* THE REQUEST
Render every line of the layout records below as a Markdown table with the columns "Row" and "Line," numbering the rows in order and leaving out blank lines.

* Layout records
-------

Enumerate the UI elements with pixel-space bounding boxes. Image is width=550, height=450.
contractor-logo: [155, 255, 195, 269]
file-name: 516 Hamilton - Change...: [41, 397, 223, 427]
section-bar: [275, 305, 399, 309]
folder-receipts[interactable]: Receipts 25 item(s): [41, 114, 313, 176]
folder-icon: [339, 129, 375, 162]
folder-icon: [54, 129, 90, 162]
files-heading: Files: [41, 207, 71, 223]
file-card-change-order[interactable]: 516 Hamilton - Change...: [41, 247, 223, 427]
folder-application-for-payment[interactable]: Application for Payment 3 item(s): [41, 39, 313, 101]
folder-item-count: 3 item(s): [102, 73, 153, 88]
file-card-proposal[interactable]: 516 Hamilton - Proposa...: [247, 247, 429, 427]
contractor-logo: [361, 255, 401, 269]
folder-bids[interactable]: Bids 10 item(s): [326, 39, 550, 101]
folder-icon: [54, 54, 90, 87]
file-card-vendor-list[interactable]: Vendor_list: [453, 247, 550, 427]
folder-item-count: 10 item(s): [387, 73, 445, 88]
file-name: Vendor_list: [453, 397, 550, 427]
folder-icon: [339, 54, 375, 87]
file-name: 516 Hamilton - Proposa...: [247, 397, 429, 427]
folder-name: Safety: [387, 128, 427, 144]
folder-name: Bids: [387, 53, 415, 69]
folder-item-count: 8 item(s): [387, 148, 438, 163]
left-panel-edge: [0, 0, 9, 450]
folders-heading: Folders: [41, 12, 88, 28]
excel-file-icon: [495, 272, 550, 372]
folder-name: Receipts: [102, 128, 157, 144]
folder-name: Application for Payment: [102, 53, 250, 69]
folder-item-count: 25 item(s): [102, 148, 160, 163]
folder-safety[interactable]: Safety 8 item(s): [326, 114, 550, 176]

-------

* REPLY
| Row | Line |
|---|---|
| 1 | Enumerate the UI elements with pixel-space bounding boxes. Image is width=550, height=450. |
| 2 | contractor-logo: [155, 255, 195, 269] |
| 3 | file-name: 516 Hamilton - Change...: [41, 397, 223, 427] |
| 4 | section-bar: [275, 305, 399, 309] |
| 5 | folder-receipts[interactable]: Receipts 25 item(s): [41, 114, 313, 176] |
| 6 | folder-icon: [339, 129, 375, 162] |
| 7 | folder-icon: [54, 129, 90, 162] |
| 8 | files-heading: Files: [41, 207, 71, 223] |
| 9 | file-card-change-order[interactable]: 516 Hamilton - Change...: [41, 247, 223, 427] |
| 10 | folder-application-for-payment[interactable]: Application for Payment 3 item(s): [41, 39, 313, 101] |
| 11 | folder-item-count: 3 item(s): [102, 73, 153, 88] |
| 12 | file-card-proposal[interactable]: 516 Hamilton - Proposa...: [247, 247, 429, 427] |
| 13 | contractor-logo: [361, 255, 401, 269] |
| 14 | folder-bids[interactable]: Bids 10 item(s): [326, 39, 550, 101] |
| 15 | folder-icon: [54, 54, 90, 87] |
| 16 | file-card-vendor-list[interactable]: Vendor_list: [453, 247, 550, 427] |
| 17 | folder-item-count: 10 item(s): [387, 73, 445, 88] |
| 18 | file-name: Vendor_list: [453, 397, 550, 427] |
| 19 | folder-icon: [339, 54, 375, 87] |
| 20 | file-name: 516 Hamilton - Proposa...: [247, 397, 429, 427] |
| 21 | folder-name: Safety: [387, 128, 427, 144] |
| 22 | folder-name: Bids: [387, 53, 415, 69] |
| 23 | folder-item-count: 8 item(s): [387, 148, 438, 163] |
| 24 | left-panel-edge: [0, 0, 9, 450] |
| 25 | folders-heading: Folders: [41, 12, 88, 28] |
| 26 | excel-file-icon: [495, 272, 550, 372] |
| 27 | folder-name: Receipts: [102, 128, 157, 144] |
| 28 | folder-name: Application for Payment: [102, 53, 250, 69] |
| 29 | folder-item-count: 25 item(s): [102, 148, 160, 163] |
| 30 | folder-safety[interactable]: Safety 8 item(s): [326, 114, 550, 176] |